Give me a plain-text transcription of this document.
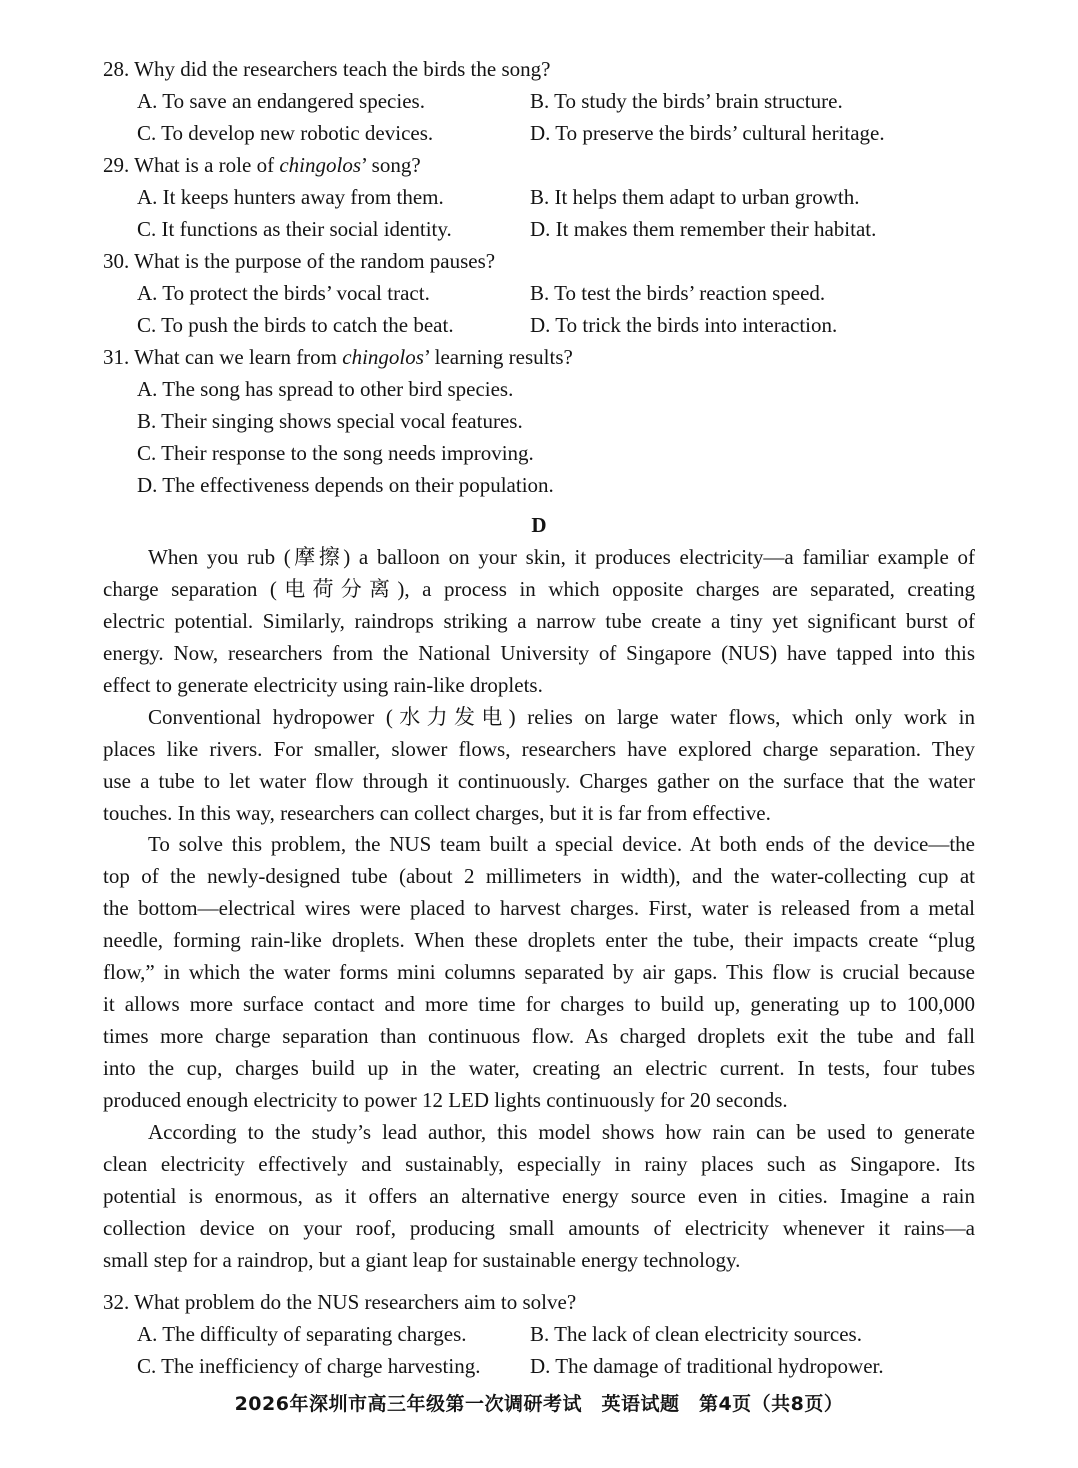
28. Why did the researchers teach the birds the song?
A. To save an endangered species.	B. To study the birds’ brain structure.
C. To develop new robotic devices.	D. To preserve the birds’ cultural heritage.
29. What is a role of chingolos’ song?
A. It keeps hunters away from them.	B. It helps them adapt to urban growth.
C. It functions as their social identity.	D. It makes them remember their habitat.
30. What is the purpose of the random pauses?
A. To protect the birds’ vocal tract.	B. To test the birds’ reaction speed.
C. To push the birds to catch the beat.	D. To trick the birds into interaction.
31. What can we learn from chingolos’ learning results?
A. The song has spread to other bird species.
B. Their singing shows special vocal features.
C. Their response to the song needs improving.
D. The effectiveness depends on their population.
D
When you rub (摩擦) a balloon on your skin, it produces electricity—a familiar example of
charge separation (电荷分离), a process in which opposite charges are separated, creating
electric potential. Similarly, raindrops striking a narrow tube create a tiny yet significant burst of
energy. Now, researchers from the National University of Singapore (NUS) have tapped into this
effect to generate electricity using rain-like droplets.
Conventional hydropower (水力发电) relies on large water flows, which only work in
places like rivers. For smaller, slower flows, researchers have explored charge separation. They
use a tube to let water flow through it continuously. Charges gather on the surface that the water
touches. In this way, researchers can collect charges, but it is far from effective.
To solve this problem, the NUS team built a special device. At both ends of the device—the
top of the newly-designed tube (about 2 millimeters in width), and the water-collecting cup at
the bottom—electrical wires were placed to harvest charges. First, water is released from a metal
needle, forming rain-like droplets. When these droplets enter the tube, their impacts create “plug
flow,” in which the water forms mini columns separated by air gaps. This flow is crucial because
it allows more surface contact and more time for charges to build up, generating up to 100,000
times more charge separation than continuous flow. As charged droplets exit the tube and fall
into the cup, charges build up in the water, creating an electric current. In tests, four tubes
produced enough electricity to power 12 LED lights continuously for 20 seconds.
According to the study’s lead author, this model shows how rain can be used to generate
clean electricity effectively and sustainably, especially in rainy places such as Singapore. Its
potential is enormous, as it offers an alternative energy source even in cities. Imagine a rain
collection device on your roof, producing small amounts of electricity whenever it rains—a
small step for a raindrop, but a giant leap for sustainable energy technology.
32. What problem do the NUS researchers aim to solve?
A. The difficulty of separating charges.	B. The lack of clean electricity sources.
C. The inefficiency of charge harvesting. D. The damage of traditional hydropower.
2026年深圳市高三年级第一次调研考试　英语试题　第4页（共8页）
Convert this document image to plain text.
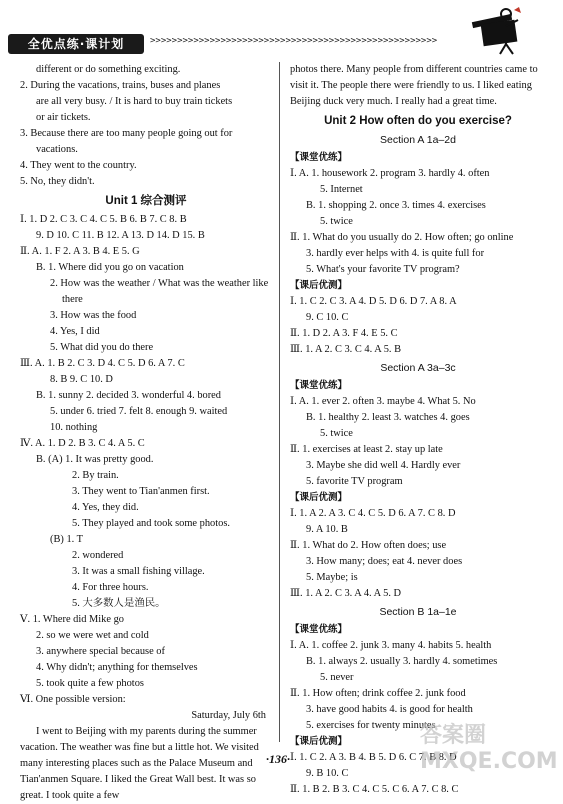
全优点练·课计划	>>>>>>>>>>>>>>>>>>>>>>>>>>>>>>>>>>>>>>>>>>>>>>>>>>>>>
different or do something exciting.
2. During the vacations, trains, buses and planes
are all very busy. / It is hard to buy train tickets
or air tickets.
3. Because there are too many people going out for
vacations.
4. They went to the country.
5. No, they didn't.
Unit 1 综合测评
Ⅰ. 1. D 2. C 3. C 4. C 5. B 6. B 7. C 8. B
9. D 10. C 11. B 12. A 13. D 14. D 15. B
Ⅱ. A. 1. F 2. A 3. B 4. E 5. G
B. 1. Where did you go on vacation
2. How was the weather / What was the weather like
there
3. How was the food
4. Yes, I did
5. What did you do there
Ⅲ. A. 1. B 2. C 3. D 4. C 5. D 6. A 7. C
8. B 9. C 10. D
B. 1. sunny 2. decided 3. wonderful 4. bored
5. under 6. tried 7. felt 8. enough 9. waited
10. nothing
Ⅳ. A. 1. D 2. B 3. C 4. A 5. C
B. (A) 1. It was pretty good.
2. By train.
3. They went to Tian'anmen first.
4. Yes, they did.
5. They played and took some photos.
(B) 1. T
2. wondered
3. It was a small fishing village.
4. For three hours.
5. 大多数人是渔民。
Ⅴ. 1. Where did Mike go
2. so we were wet and cold
3. anywhere special because of
4. Why didn't; anything for themselves
5. took quite a few photos
Ⅵ. One possible version:
Saturday, July 6th
I went to Beijing with my parents during the summer vacation. The weather was fine but a little hot. We visited many interesting places such as the Palace Museum and Tian'anmen Square. I liked the Great Wall best. It was so great. I took quite a few
photos there. Many people from different countries came to visit it. The people there were friendly to us. I liked eating Beijing duck very much. I really had a great time.
Unit 2 How often do you exercise?
Section A 1a–2d
【课堂优练】
Ⅰ. A. 1. housework 2. program 3. hardly 4. often
5. Internet
B. 1. shopping 2. once 3. times 4. exercises
5. twice
Ⅱ. 1. What do you usually do 2. How often; go online
3. hardly ever helps with 4. is quite full for
5. What's your favorite TV program?
【课后优测】
Ⅰ. 1. C 2. C 3. A 4. D 5. D 6. D 7. A 8. A
9. C 10. C
Ⅱ. 1. D 2. A 3. F 4. E 5. C
Ⅲ. 1. A 2. C 3. C 4. A 5. B
Section A 3a–3c
【课堂优练】
Ⅰ. A. 1. ever 2. often 3. maybe 4. What 5. No
B. 1. healthy 2. least 3. watches 4. goes
5. twice
Ⅱ. 1. exercises at least 2. stay up late
3. Maybe she did well 4. Hardly ever
5. favorite TV program
【课后优测】
Ⅰ. 1. A 2. A 3. C 4. C 5. D 6. A 7. C 8. D
9. A 10. B
Ⅱ. 1. What do 2. How often does; use
3. How many; does; eat 4. never does
5. Maybe; is
Ⅲ. 1. A 2. C 3. A 4. A 5. D
Section B 1a–1e
【课堂优练】
Ⅰ. A. 1. coffee 2. junk 3. many 4. habits 5. health
B. 1. always 2. usually 3. hardly 4. sometimes
5. never
Ⅱ. 1. How often; drink coffee 2. junk food
3. have good habits 4. is good for health
5. exercises for twenty minutes
【课后优测】
Ⅰ. 1. C 2. A 3. B 4. B 5. D 6. C 7. B 8. D
9. B 10. C
Ⅱ. 1. B 2. B 3. C 4. C 5. C 6. A 7. C 8. C
答案圈 MXQE.COM
·136·
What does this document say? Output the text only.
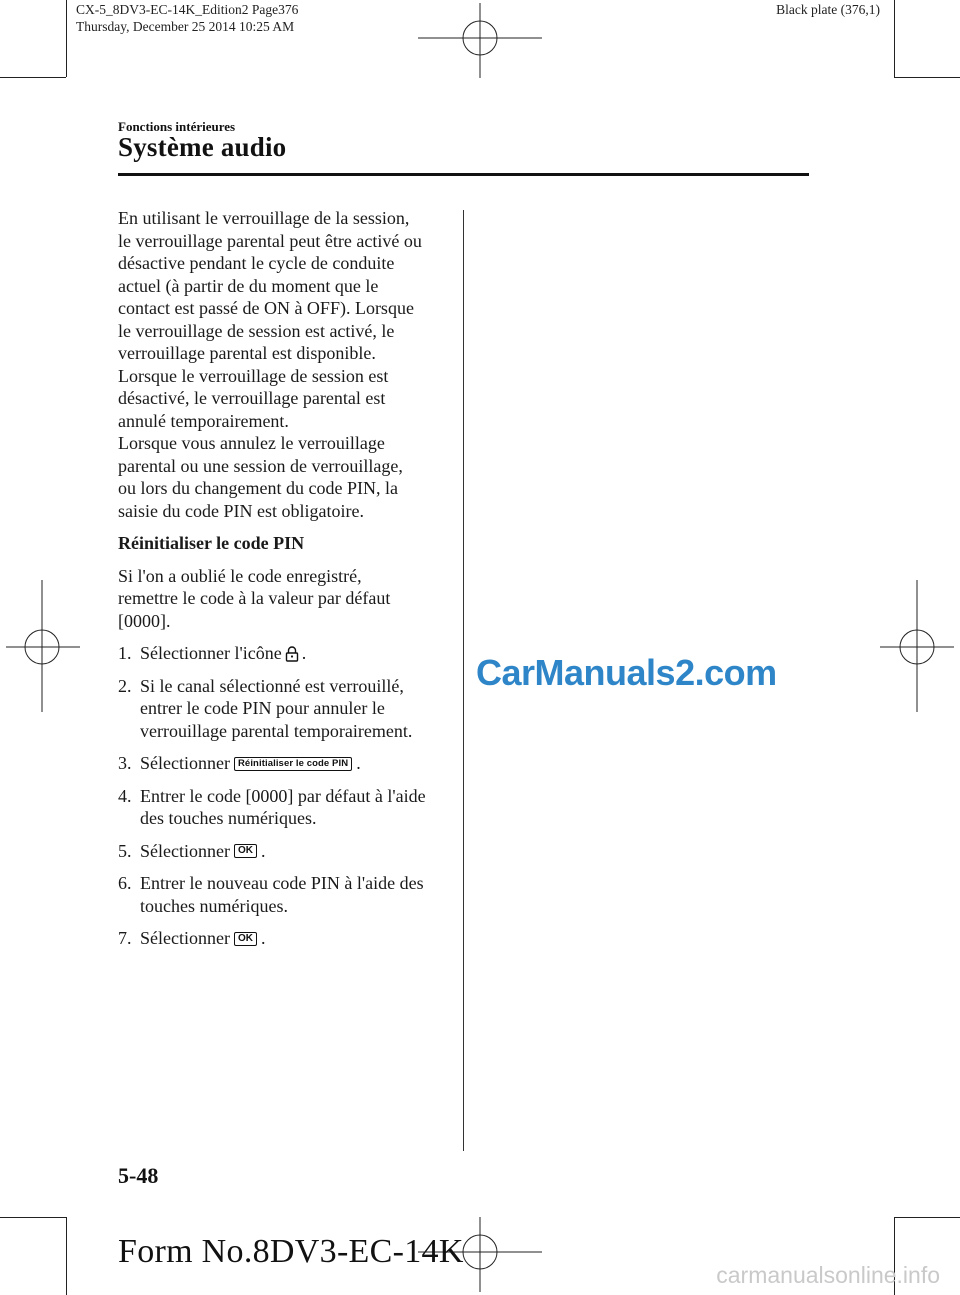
CX-5_8DV3-EC-14K_Edition2 Page376
Thursday, December 25 2014 10:25 AM
Black plate (376,1)
Fonctions intérieures
Système audio

En utilisant le verrouillage de la session,
le verrouillage parental peut être activé ou
désactive pendant le cycle de conduite
actuel (à partir de du moment que le
contact est passé de ON à OFF). Lorsque
le verrouillage de session est activé, le
verrouillage parental est disponible.
Lorsque le verrouillage de session est
désactivé, le verrouillage parental est
annulé temporairement.
Lorsque vous annulez le verrouillage
parental ou une session de verrouillage,
ou lors du changement du code PIN, la
saisie du code PIN est obligatoire.

Réinitialiser le code PIN

Si l'on a oublié le code enregistré,
remettre le code à la valeur par défaut
[0000].

1. Sélectionner l'icône .
2. Si le canal sélectionné est verrouillé,
entrer le code PIN pour annuler le
verrouillage parental temporairement.
3. Sélectionner Réinitialiser le code PIN .
4. Entrer le code [0000] par défaut à l'aide
des touches numériques.
5. Sélectionner OK .
6. Entrer le nouveau code PIN à l'aide des
touches numériques.
7. Sélectionner OK .
CarManuals2.com
5-48
Form No.8DV3-EC-14K
carmanualsonline.info
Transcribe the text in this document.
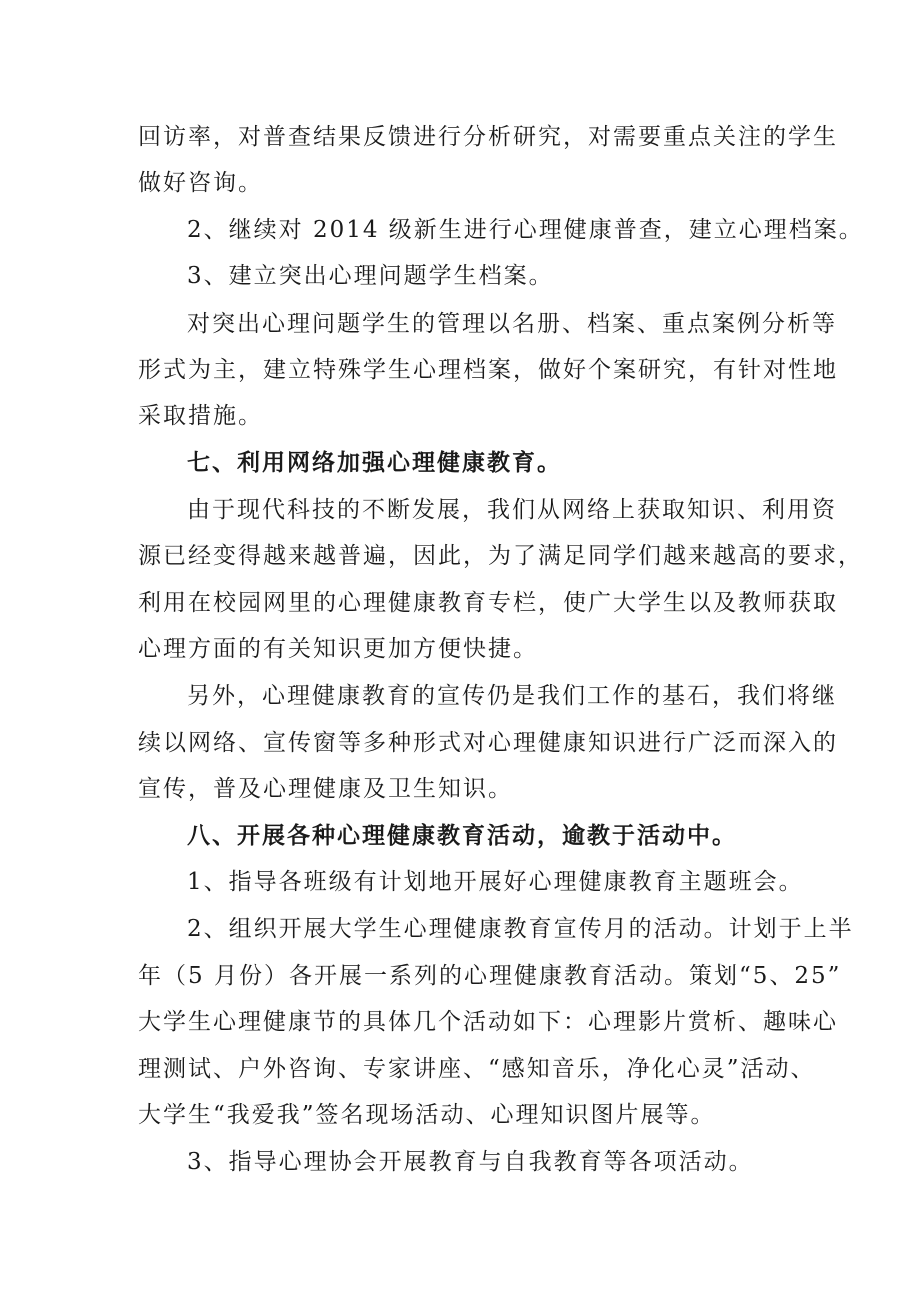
回访率，对普查结果反馈进行分析研究，对需要重点关注的学生
做好咨询。
2、继续对 2014 级新生进行心理健康普查，建立心理档案。
3、建立突出心理问题学生档案。
对突出心理问题学生的管理以名册、档案、重点案例分析等
形式为主，建立特殊学生心理档案，做好个案研究，有针对性地
采取措施。
七、利用网络加强心理健康教育。
由于现代科技的不断发展，我们从网络上获取知识、利用资
源已经变得越来越普遍，因此，为了满足同学们越来越高的要求，
利用在校园网里的心理健康教育专栏，使广大学生以及教师获取
心理方面的有关知识更加方便快捷。
另外，心理健康教育的宣传仍是我们工作的基石，我们将继
续以网络、宣传窗等多种形式对心理健康知识进行广泛而深入的
宣传，普及心理健康及卫生知识。
八、开展各种心理健康教育活动，逾教于活动中。
1、指导各班级有计划地开展好心理健康教育主题班会。
2、组织开展大学生心理健康教育宣传月的活动。计划于上半
年（5 月份）各开展一系列的心理健康教育活动。策划“5、25”
大学生心理健康节的具体几个活动如下：心理影片赏析、趣味心
理测试、户外咨询、专家讲座、“感知音乐，净化心灵”活动、
大学生“我爱我”签名现场活动、心理知识图片展等。
3、指导心理协会开展教育与自我教育等各项活动。
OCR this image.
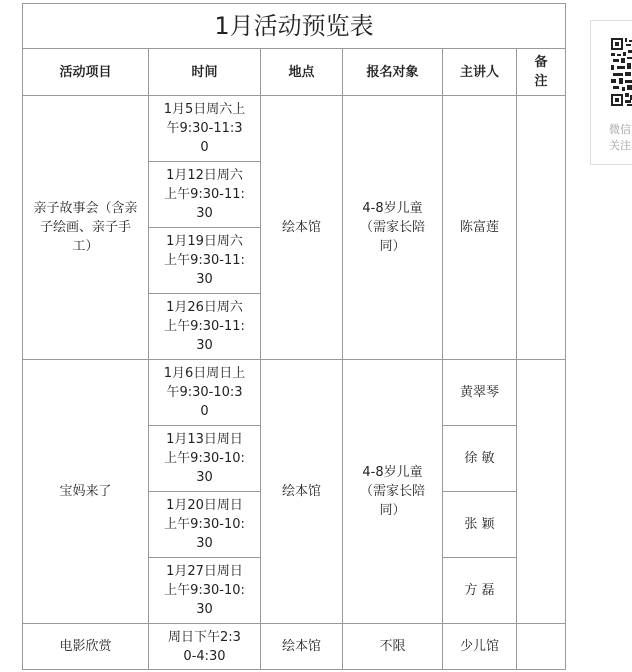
1月活动预览表					
活动项目	时间	地点	报名对象	主讲人	备注
亲子故事会（含亲子绘画、亲子手工）	1月5日周六上午9:30-11:30	绘本馆	4-8岁儿童（需家长陪同）	陈富莲	
	1月12日周六上午9:30-11:30				
	1月19日周六上午9:30-11:30				
	1月26日周六上午9:30-11:30				
宝妈来了	1月6日周日上午9:30-10:30	绘本馆	4-8岁儿童（需家长陪同）	黄翠琴	
	1月13日周日上午9:30-10:30			徐 敏	
	1月20日周日上午9:30-10:30			张 颖	
	1月27日周日上午9:30-10:30			方 磊	
电影欣赏	周日下午2:30-4:30	绘本馆	不限	少儿馆	
微信
关注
────────
Given request: Across the entries above, how many lines contain "clean"? Provide only the count.

Problem solution: 2